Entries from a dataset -
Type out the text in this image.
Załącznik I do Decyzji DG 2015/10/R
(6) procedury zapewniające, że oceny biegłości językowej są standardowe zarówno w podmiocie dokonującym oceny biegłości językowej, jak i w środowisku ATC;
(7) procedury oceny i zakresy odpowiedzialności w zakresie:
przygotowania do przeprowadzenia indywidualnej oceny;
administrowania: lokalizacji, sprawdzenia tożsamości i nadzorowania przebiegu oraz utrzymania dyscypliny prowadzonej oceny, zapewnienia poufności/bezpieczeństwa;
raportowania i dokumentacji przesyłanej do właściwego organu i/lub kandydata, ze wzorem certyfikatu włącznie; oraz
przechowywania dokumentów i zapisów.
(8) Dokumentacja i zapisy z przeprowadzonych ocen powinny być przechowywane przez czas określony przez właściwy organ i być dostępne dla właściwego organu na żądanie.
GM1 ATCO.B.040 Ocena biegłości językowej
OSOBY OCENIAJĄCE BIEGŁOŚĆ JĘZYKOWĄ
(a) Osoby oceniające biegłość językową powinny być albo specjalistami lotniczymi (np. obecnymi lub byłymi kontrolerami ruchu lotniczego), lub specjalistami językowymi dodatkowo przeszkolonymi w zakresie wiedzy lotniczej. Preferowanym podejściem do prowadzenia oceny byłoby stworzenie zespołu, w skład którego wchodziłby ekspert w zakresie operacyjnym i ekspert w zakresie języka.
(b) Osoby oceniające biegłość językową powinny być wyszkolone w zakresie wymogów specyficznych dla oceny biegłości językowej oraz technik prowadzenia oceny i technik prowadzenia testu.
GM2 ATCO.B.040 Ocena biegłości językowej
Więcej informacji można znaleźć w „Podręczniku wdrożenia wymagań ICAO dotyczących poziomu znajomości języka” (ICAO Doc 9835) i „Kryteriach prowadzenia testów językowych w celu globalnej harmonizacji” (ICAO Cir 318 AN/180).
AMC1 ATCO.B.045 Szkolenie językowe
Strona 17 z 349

--

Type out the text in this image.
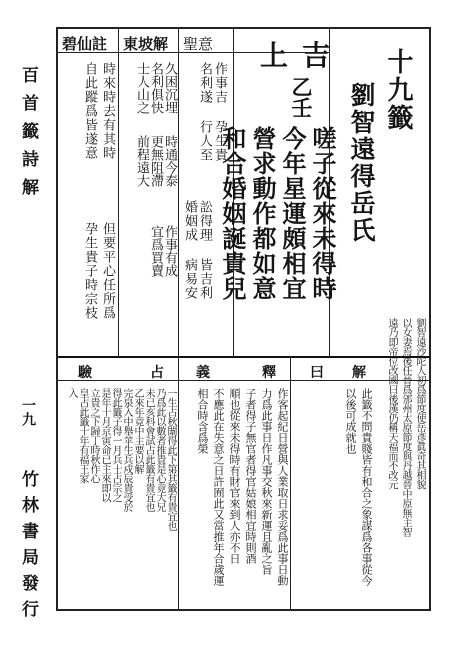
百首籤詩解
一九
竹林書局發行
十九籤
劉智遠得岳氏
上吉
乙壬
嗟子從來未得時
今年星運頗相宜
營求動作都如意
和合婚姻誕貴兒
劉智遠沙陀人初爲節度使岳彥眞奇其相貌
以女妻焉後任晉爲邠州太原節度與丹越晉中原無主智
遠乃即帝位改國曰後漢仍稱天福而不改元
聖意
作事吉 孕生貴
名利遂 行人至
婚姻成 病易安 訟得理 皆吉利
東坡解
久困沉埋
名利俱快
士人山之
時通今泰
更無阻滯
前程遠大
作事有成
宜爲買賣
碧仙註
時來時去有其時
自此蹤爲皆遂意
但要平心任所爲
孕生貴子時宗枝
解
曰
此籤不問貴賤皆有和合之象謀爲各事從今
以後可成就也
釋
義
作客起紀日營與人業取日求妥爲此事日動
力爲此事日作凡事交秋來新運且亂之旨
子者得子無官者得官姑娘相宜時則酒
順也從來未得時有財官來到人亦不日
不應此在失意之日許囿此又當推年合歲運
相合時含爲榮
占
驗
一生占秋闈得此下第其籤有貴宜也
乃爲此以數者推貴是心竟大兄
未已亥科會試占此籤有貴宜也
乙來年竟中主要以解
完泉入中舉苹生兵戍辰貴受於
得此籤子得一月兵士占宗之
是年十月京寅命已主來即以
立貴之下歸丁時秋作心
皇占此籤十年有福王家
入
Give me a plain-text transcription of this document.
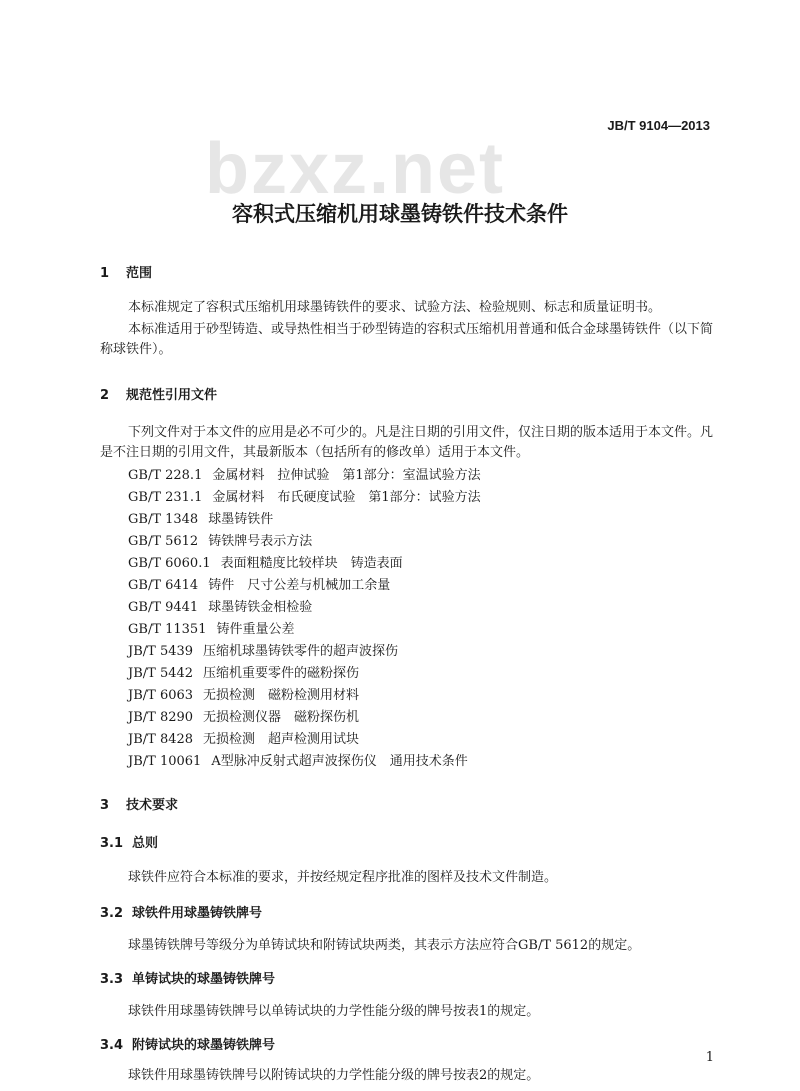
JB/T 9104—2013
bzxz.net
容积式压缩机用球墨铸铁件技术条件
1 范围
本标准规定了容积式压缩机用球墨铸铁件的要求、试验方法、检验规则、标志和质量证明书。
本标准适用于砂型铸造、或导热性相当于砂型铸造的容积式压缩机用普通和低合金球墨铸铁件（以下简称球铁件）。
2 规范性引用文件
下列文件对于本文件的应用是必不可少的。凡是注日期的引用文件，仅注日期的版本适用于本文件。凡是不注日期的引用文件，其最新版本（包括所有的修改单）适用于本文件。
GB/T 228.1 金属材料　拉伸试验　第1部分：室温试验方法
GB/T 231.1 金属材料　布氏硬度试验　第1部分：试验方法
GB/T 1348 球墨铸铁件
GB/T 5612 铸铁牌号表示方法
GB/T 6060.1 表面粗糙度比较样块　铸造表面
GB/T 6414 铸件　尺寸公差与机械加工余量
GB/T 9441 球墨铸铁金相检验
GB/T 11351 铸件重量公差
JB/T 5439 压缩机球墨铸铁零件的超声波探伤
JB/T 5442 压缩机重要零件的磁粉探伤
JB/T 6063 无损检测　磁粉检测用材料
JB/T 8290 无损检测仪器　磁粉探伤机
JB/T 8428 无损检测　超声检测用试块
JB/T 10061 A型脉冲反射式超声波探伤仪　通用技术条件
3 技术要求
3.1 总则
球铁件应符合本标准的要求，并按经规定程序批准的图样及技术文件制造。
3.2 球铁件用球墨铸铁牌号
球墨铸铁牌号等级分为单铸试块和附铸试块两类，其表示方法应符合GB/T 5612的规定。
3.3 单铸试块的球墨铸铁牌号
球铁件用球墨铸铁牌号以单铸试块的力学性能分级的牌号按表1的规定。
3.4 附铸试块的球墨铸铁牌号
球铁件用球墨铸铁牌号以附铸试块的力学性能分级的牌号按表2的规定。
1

THE PROBLEM - Copy out every line in the listing where the word "Ocena" appears.

ANSWER -
GM1 ATCO.B.040 Ocena biegłości językowej
GM2 ATCO.B.040 Ocena biegłości językowej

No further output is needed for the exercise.